[Problem statement] Read through the entries below and return each line with the word "true".

[Input for this task]
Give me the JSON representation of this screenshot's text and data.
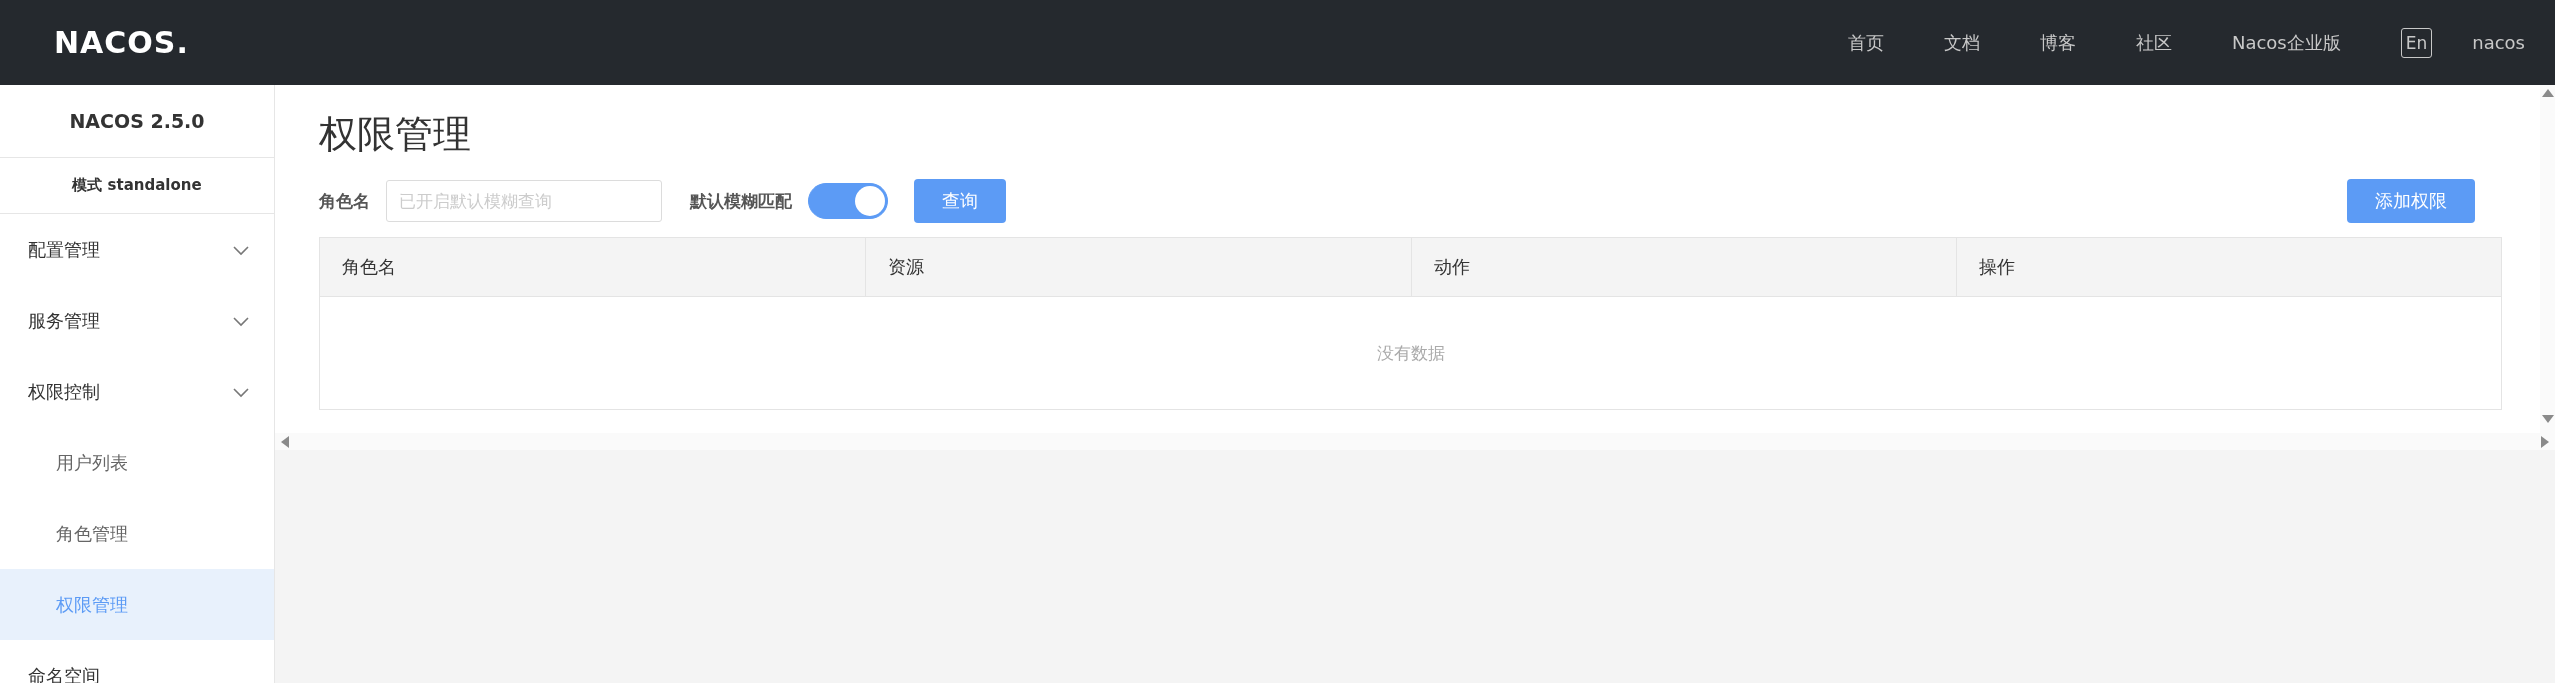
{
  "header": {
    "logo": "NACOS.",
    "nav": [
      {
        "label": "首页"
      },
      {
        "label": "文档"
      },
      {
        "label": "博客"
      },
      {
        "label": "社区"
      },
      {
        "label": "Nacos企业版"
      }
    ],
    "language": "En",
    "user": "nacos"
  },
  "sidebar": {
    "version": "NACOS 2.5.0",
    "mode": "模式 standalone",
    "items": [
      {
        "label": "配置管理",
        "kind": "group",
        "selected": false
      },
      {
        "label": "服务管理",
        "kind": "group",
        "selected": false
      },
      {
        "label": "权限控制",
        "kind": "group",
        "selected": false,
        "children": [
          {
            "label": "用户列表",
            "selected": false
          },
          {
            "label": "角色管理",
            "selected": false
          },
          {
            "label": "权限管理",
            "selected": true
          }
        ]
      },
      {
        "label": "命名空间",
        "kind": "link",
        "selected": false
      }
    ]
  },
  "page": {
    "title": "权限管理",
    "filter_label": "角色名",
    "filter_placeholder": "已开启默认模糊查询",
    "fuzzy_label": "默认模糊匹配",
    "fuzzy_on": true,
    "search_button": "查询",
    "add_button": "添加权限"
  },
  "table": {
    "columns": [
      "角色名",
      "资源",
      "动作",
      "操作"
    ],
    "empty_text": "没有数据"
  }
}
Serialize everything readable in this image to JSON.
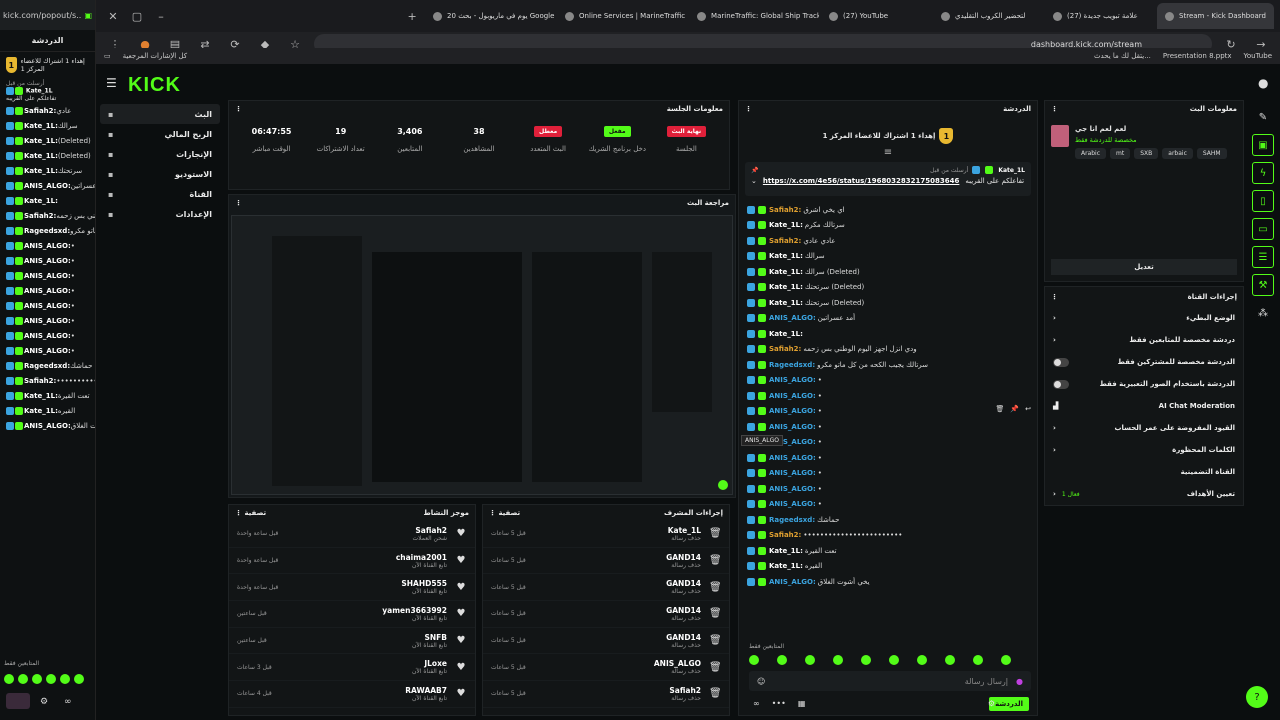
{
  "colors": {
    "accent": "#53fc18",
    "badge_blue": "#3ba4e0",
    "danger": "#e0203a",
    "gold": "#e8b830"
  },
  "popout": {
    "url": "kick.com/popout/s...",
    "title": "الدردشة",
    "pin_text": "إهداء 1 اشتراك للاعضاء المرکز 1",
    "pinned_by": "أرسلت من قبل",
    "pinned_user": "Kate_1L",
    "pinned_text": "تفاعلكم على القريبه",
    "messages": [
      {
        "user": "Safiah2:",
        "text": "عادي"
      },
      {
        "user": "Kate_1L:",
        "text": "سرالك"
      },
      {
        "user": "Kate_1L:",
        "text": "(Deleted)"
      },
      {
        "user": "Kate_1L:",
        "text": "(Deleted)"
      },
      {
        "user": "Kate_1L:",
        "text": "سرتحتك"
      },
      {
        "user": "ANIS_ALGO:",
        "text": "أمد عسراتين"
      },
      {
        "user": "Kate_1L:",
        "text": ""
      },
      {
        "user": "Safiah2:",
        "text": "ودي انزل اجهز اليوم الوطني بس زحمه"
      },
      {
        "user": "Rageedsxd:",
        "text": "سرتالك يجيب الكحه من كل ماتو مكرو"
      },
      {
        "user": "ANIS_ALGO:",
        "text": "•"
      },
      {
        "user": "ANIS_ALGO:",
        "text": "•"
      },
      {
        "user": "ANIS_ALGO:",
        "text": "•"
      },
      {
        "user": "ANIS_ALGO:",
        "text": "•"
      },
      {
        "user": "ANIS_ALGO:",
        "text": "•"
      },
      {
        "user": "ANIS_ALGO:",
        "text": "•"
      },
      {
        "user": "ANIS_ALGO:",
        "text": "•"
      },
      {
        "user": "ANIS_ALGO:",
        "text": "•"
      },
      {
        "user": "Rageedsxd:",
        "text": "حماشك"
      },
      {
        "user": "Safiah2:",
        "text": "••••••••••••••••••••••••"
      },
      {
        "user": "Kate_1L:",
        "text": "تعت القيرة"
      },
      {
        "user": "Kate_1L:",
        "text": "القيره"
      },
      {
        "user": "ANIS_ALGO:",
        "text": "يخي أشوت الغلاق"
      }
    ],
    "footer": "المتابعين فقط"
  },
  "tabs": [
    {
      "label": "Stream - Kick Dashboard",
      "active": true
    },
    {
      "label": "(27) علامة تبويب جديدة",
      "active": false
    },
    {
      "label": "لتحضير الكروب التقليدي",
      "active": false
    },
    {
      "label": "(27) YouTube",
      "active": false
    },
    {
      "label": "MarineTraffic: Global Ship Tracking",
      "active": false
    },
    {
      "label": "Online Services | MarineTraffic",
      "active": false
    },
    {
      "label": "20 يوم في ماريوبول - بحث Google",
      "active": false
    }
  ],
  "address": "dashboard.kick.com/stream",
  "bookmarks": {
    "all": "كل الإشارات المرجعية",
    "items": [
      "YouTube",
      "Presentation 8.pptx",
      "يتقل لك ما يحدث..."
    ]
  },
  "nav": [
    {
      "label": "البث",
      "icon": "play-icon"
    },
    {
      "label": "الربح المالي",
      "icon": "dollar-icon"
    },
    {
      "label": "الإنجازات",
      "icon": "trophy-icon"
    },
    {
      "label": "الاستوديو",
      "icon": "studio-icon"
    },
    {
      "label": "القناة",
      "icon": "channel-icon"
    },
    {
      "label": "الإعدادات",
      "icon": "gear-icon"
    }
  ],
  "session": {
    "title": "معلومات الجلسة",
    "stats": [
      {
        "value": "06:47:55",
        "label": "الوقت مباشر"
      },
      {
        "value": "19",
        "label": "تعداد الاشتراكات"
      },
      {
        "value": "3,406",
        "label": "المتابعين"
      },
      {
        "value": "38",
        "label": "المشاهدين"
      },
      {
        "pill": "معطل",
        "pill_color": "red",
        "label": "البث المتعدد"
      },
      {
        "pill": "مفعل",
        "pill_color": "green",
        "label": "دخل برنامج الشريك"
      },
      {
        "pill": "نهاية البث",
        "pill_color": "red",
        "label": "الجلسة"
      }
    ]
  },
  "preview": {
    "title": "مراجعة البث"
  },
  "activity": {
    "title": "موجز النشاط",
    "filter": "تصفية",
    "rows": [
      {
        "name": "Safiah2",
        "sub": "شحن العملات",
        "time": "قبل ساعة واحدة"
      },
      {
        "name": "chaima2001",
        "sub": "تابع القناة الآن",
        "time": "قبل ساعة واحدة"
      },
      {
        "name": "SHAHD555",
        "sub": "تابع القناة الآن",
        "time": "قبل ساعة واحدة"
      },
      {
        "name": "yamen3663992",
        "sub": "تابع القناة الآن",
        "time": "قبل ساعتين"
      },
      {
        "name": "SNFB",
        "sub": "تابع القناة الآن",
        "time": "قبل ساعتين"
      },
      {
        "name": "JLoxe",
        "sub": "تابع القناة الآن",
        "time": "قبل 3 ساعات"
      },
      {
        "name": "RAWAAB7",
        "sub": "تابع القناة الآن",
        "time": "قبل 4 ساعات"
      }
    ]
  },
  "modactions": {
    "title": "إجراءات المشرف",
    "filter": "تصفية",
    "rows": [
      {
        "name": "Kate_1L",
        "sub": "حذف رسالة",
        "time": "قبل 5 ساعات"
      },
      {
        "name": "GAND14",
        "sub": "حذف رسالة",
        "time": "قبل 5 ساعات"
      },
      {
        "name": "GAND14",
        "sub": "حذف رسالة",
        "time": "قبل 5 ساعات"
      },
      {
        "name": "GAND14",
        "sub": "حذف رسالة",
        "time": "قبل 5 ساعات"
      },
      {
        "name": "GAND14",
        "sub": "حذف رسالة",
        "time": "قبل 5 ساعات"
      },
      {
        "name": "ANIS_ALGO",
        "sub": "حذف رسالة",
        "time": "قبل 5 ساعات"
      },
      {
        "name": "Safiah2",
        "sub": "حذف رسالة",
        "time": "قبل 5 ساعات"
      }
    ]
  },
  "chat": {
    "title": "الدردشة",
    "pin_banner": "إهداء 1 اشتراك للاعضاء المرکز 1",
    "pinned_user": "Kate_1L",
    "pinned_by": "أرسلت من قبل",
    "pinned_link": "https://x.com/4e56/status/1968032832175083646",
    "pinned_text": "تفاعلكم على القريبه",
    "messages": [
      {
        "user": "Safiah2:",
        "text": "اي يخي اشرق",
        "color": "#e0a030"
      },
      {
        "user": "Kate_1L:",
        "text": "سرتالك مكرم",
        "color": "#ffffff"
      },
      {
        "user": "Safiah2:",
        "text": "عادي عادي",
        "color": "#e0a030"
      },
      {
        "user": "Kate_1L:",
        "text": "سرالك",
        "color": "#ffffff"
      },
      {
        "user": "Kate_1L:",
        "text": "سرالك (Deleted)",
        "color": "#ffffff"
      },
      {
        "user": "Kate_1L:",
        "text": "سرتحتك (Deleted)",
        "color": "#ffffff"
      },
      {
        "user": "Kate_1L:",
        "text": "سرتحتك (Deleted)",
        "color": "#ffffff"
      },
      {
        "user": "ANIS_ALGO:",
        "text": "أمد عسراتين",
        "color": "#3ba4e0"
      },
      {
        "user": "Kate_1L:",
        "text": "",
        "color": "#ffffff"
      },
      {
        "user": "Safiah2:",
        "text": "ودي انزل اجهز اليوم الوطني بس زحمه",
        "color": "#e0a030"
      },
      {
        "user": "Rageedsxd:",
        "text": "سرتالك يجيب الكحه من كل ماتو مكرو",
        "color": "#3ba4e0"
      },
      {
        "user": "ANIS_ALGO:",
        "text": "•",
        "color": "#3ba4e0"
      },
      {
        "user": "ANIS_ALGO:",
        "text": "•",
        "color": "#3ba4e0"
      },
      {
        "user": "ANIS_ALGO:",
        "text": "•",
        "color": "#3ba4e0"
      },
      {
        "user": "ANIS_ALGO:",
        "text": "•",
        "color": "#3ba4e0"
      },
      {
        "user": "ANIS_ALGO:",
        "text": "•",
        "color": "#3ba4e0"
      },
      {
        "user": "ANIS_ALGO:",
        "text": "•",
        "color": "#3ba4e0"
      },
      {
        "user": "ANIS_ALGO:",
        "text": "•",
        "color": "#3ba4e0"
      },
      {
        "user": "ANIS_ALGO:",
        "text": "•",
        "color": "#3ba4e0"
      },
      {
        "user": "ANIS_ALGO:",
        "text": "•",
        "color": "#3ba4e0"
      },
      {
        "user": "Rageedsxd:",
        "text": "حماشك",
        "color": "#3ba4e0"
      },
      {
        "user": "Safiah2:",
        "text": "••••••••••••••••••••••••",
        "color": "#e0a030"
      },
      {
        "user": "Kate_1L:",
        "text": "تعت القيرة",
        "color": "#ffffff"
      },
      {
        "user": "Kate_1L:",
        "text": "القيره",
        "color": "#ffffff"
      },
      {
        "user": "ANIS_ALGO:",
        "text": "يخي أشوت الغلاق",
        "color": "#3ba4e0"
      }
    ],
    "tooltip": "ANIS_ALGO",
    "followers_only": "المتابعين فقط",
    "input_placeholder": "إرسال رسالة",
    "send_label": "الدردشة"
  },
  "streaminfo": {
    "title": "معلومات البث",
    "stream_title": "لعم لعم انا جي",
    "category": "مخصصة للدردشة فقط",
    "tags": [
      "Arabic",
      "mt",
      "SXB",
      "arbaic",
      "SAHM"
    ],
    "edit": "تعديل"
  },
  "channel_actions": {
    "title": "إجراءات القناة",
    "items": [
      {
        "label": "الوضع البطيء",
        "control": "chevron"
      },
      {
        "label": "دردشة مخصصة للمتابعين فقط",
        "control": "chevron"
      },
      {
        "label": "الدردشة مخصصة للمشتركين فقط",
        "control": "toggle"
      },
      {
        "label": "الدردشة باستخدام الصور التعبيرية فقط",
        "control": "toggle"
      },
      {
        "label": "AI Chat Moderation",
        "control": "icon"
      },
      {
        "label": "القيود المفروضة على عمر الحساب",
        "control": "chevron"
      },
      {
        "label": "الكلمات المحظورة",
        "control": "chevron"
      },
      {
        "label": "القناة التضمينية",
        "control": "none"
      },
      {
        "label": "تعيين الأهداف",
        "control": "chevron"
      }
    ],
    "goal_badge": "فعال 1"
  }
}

[Task response]
            "selected": true
    "fuzzy_on": true,
      "active": true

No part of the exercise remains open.